Take the data below and repeat it exactly.

◆ **Listed records**:
[Start]

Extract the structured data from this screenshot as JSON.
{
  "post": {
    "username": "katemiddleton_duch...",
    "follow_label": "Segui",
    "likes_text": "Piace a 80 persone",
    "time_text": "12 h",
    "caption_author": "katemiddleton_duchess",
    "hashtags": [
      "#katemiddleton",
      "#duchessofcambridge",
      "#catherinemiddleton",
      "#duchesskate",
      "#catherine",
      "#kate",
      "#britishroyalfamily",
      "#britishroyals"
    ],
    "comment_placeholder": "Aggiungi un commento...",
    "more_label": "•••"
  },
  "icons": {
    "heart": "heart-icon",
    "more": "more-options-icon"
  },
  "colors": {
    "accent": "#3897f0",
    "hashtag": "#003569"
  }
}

[End]

◆ **Response to this exercise**:
Extract the structured data from this screenshot as JSON.
{
  "post": {
    "username": "katemiddleton_duch...",
    "follow_label": "Segui",
    "likes_text": "Piace a 80 persone",
    "time_text": "12 h",
    "caption_author": "katemiddleton_duchess",
    "hashtags": [
      "#katemiddleton",
      "#duchessofcambridge",
      "#catherinemiddleton",
      "#duchesskate",
      "#catherine",
      "#kate",
      "#britishroyalfamily",
      "#britishroyals"
    ],
    "comment_placeholder": "Aggiungi un commento...",
    "more_label": "•••"
  },
  "icons": {
    "heart": "heart-icon",
    "more": "more-options-icon"
  },
  "colors": {
    "accent": "#3897f0",
    "hashtag": "#003569"
  }
}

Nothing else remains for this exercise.